* **WHAT IS ASKED**
Reproduce the listing below in its entirety. Change nothing.
* START EXTRACTED RECORDS *
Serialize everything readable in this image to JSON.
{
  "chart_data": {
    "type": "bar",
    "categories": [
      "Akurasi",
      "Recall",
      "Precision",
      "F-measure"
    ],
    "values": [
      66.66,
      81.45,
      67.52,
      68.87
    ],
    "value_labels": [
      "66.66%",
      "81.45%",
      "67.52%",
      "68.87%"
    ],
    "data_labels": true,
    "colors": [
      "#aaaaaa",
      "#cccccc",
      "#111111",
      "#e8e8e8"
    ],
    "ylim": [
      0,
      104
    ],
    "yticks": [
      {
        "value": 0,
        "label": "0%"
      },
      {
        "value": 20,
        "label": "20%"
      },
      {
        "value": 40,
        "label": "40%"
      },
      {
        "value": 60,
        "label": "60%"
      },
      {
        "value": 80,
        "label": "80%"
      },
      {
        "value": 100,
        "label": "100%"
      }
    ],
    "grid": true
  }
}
* END EXTRACTED RECORDS *
* **EXERCISE ANSWER**
Serialize everything readable in this image to JSON.
{
  "chart_data": {
    "type": "bar",
    "categories": [
      "Akurasi",
      "Recall",
      "Precision",
      "F-measure"
    ],
    "values": [
      66.66,
      81.45,
      67.52,
      68.87
    ],
    "value_labels": [
      "66.66%",
      "81.45%",
      "67.52%",
      "68.87%"
    ],
    "data_labels": true,
    "colors": [
      "#aaaaaa",
      "#cccccc",
      "#111111",
      "#e8e8e8"
    ],
    "ylim": [
      0,
      104
    ],
    "yticks": [
      {
        "value": 0,
        "label": "0%"
      },
      {
        "value": 20,
        "label": "20%"
      },
      {
        "value": 40,
        "label": "40%"
      },
      {
        "value": 60,
        "label": "60%"
      },
      {
        "value": 80,
        "label": "80%"
      },
      {
        "value": 100,
        "label": "100%"
      }
    ],
    "grid": true
  }
}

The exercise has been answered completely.